Task statement —
Look through the lines below and extract any with the word "اطلاعات".

::: Record set :::

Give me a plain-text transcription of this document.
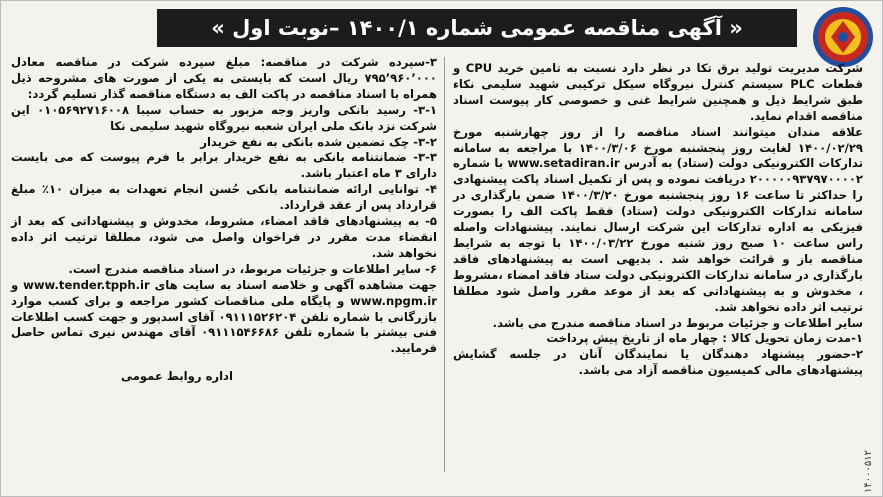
« آگهی مناقصه عمومی شماره ۱۴۰۰/۱ –نوبت اول »

شرکت مدیریت تولید برق تکا در نظر دارد نسبت به تامین خرید CPU و قطعات PLC سیستم کنترل نیروگاه سیکل ترکیبی شهید سلیمی نکاء طبق شرایط ذیل و همچنین شرایط غنی و خصوصی کار پیوست اسناد مناقصه اقدام نماید.

علاقه مندان میتوانند اسناد مناقصه را از روز چهارشنبه مورخ ۱۴۰۰/۰۲/۲۹ لغایت روز پنجشنبه مورخ ۱۴۰۰/۳/۰۶ با مراجعه به سامانه تدارکات الکترونیکی دولت (ستاد) به آدرس www.setadiran.ir با شماره ۲۰۰۰۰۰۹۳۷۹۷۰۰۰۰۲ دریافت نموده و پس از تکمیل اسناد پاکت پیشنهادی را حداکثر تا ساعت ۱۶ روز پنجشنبه مورخ ۱۴۰۰/۳/۲۰ ضمن بارگذاری در سامانه تدارکات الکترونیکی دولت (ستاد) فقط پاکت الف را بصورت فیزیکی به اداره تدارکات این شرکت ارسال نمایند. پیشنهادات واصله راس ساعت ۱۰ صبح روز شنبه مورخ ۱۴۰۰/۰۳/۲۲ با توجه به شرایط مناقصه باز و قرائت خواهد شد . بدیهی است به پیشنهادهای فاقد بارگذاری در سامانه تدارکات الکترونیکی دولت ستاد فاقد امضاء ،مشروط ، مخدوش و به پیشنهاداتی که بعد از موعد مقرر واصل شود مطلقا ترتیب اثر داده نخواهد شد.

سایر اطلاعات و جزئیات مربوط در اسناد مناقصه مندرج می باشد.

۱-مدت زمان تحویل کالا : چهار ماه از تاریخ پیش پرداخت

۲-حضور پیشنهاد دهندگان یا نمایندگان آنان در جلسه گشایش پیشنهادهای مالی کمیسیون مناقصه آزاد می باشد.

۳-سپرده شرکت در مناقصه: مبلغ سپرده شرکت در مناقصه معادل ۷۹۵٬۹۶۰٬۰۰۰ ریال است که بایستی به یکی از صورت های مشروحه ذیل همراه با اسناد مناقصه در پاکت الف به دستگاه مناقصه گذار تسلیم گردد:

۳-۱- رسید بانکی واریز وجه مزبور به حساب سیبا ۰۱۰۵۶۹۲۷۱۶۰۰۸ این شرکت نزد بانک ملی ایران شعبه نیروگاه شهید سلیمی نکا

۳-۲- چک تضمین شده بانکی به نفع خریدار

۳-۳- ضمانتنامه بانکی به نفع خریدار برابر با فرم پیوست که می بایست دارای ۳ ماه اعتبار باشد.

۴- توانایی ارائه ضمانتنامه بانکی حُسن انجام تعهدات به میزان ۱۰٪ مبلغ قرارداد پس از عقد قرارداد.

۵- به پیشنهادهای فاقد امضاء، مشروط، مخدوش و پیشنهاداتی که بعد از انقضاء مدت مقرر در فراخوان واصل می شود، مطلقا ترتیب اثر داده نخواهد شد.

۶- سایر اطلاعات و جزئیات مربوط، در اسناد مناقصه مندرج است.

جهت مشاهده آگهی و خلاصه اسناد به سایت های www.tender.tpph.ir و www.npgm.ir و پایگاه ملی مناقصات کشور مراجعه و برای کسب موارد بازرگانی با شماره تلفن ۰۹۱۱۱۵۲۶۲۰۴ آقای اسدپور و جهت کسب اطلاعات فنی بیشتر با شماره تلفن ۰۹۱۱۱۵۴۶۶۸۶ آقای مهندس نیری تماس حاصل فرمایید.

اداره روابط عمومی

۱۴۰۰۰۵۱۲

:::

Expected output —
سایر اطلاعات و جزئیات مربوط در اسناد مناقصه مندرج می باشد.
۶- سایر اطلاعات و جزئیات مربوط، در اسناد مناقصه مندرج است.
جهت مشاهده آگهی و خلاصه اسناد به سایت های www.tender.tpph.ir و www.npgm.ir و پایگاه ملی مناقصات کشور مراجعه و برای کسب موارد بازرگانی با شماره تلفن ۰۹۱۱۱۵۲۶۲۰۴ آقای اسدپور و جهت کسب اطلاعات فنی بیشتر با شماره تلفن ۰۹۱۱۱۵۴۶۶۸۶ آقای مهندس نیری تماس حاصل فرمایید.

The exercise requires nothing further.